= Aim =
Collect all lines containing the word "последнего" from the data.

= Source records =
━━━━━━━━

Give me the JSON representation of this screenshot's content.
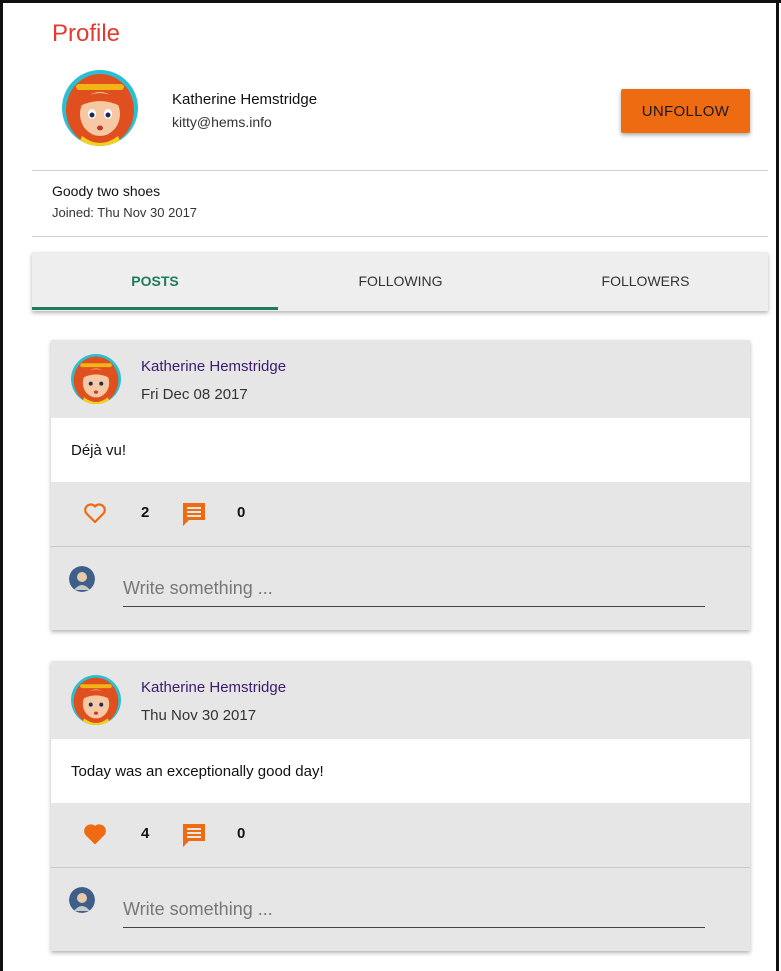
{
  "page": {
    "title": "Profile"
  },
  "profile": {
    "name": "Katherine Hemstridge",
    "email": "kitty@hems.info",
    "bio": "Goody two shoes",
    "joined": "Joined: Thu Nov 30 2017",
    "unfollow_label": "UNFOLLOW",
    "avatar_icon": "girl-avatar-icon"
  },
  "tabs": [
    {
      "label": "POSTS",
      "active": true
    },
    {
      "label": "FOLLOWING",
      "active": false
    },
    {
      "label": "FOLLOWERS",
      "active": false
    }
  ],
  "posts": [
    {
      "author": "Katherine Hemstridge",
      "date": "Fri Dec 08 2017",
      "text": "Déjà vu!",
      "likes": "2",
      "liked": false,
      "comments": "0",
      "comment_placeholder": "Write something ..."
    },
    {
      "author": "Katherine Hemstridge",
      "date": "Thu Nov 30 2017",
      "text": "Today was an exceptionally good day!",
      "likes": "4",
      "liked": true,
      "comments": "0",
      "comment_placeholder": "Write something ..."
    }
  ],
  "colors": {
    "title": "#e53b2f",
    "accent": "#ee6b11",
    "tab_active": "#1f7a5e",
    "author": "#3b1a6e"
  }
}
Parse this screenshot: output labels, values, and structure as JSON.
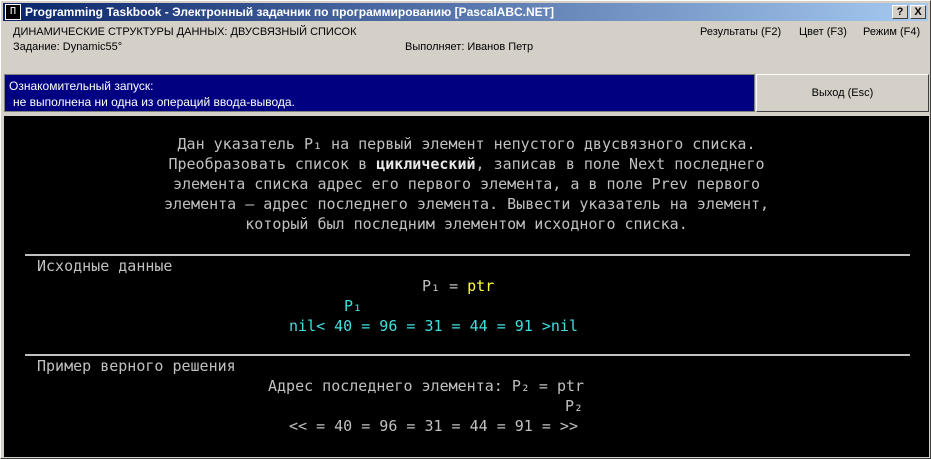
{
  "window": {
    "icon_text": "П",
    "title": "Programming Taskbook - Электронный задачник по программированию [PascalABC.NET]",
    "help_button": "?",
    "close_button": "X"
  },
  "header": {
    "topic": "ДИНАМИЧЕСКИЕ СТРУКТУРЫ ДАННЫХ: ДВУСВЯЗНЫЙ СПИСОК",
    "task": "Задание: Dynamic55°",
    "performer": "Выполняет: Иванов Петр",
    "menu": {
      "results": "Результаты (F2)",
      "color": "Цвет (F3)",
      "mode": "Режим (F4)"
    }
  },
  "status": {
    "line1": "Ознакомительный запуск:",
    "line2": "не выполнена ни одна из операций ввода-вывода.",
    "exit_button": "Выход (Esc)"
  },
  "task_text": {
    "line1": "Дан указатель P₁ на первый элемент непустого двусвязного списка.",
    "line2_pre": "Преобразовать список в ",
    "line2_bold": "циклический",
    "line2_post": ", записав в поле Next последнего",
    "line3": "элемента списка адрес его первого элемента, а в поле Prev первого",
    "line4": "элемента — адрес последнего элемента. Вывести указатель на элемент,",
    "line5": "который был последним элементом исходного списка."
  },
  "input_section": {
    "title": "Исходные данные",
    "pointer_label": "P₁ = ",
    "pointer_value": "ptr",
    "marker": "P₁",
    "list": "nil< 40 = 96 = 31 = 44 = 91 >nil"
  },
  "example_section": {
    "title": "Пример верного решения",
    "result_label": "Адрес последнего элемента: P₂ = ptr",
    "marker": "P₂",
    "list": "<< = 40 = 96 = 31 = 44 = 91 = >>"
  }
}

━━━━━━━━

= Response =
    "line2_post": ", записав в поле Next последнего",
    "line4": "элемента — адрес последнего элемента. Вывести указатель на элемент,",
    "result_label": "Адрес последнего элемента: P₂ = ptr",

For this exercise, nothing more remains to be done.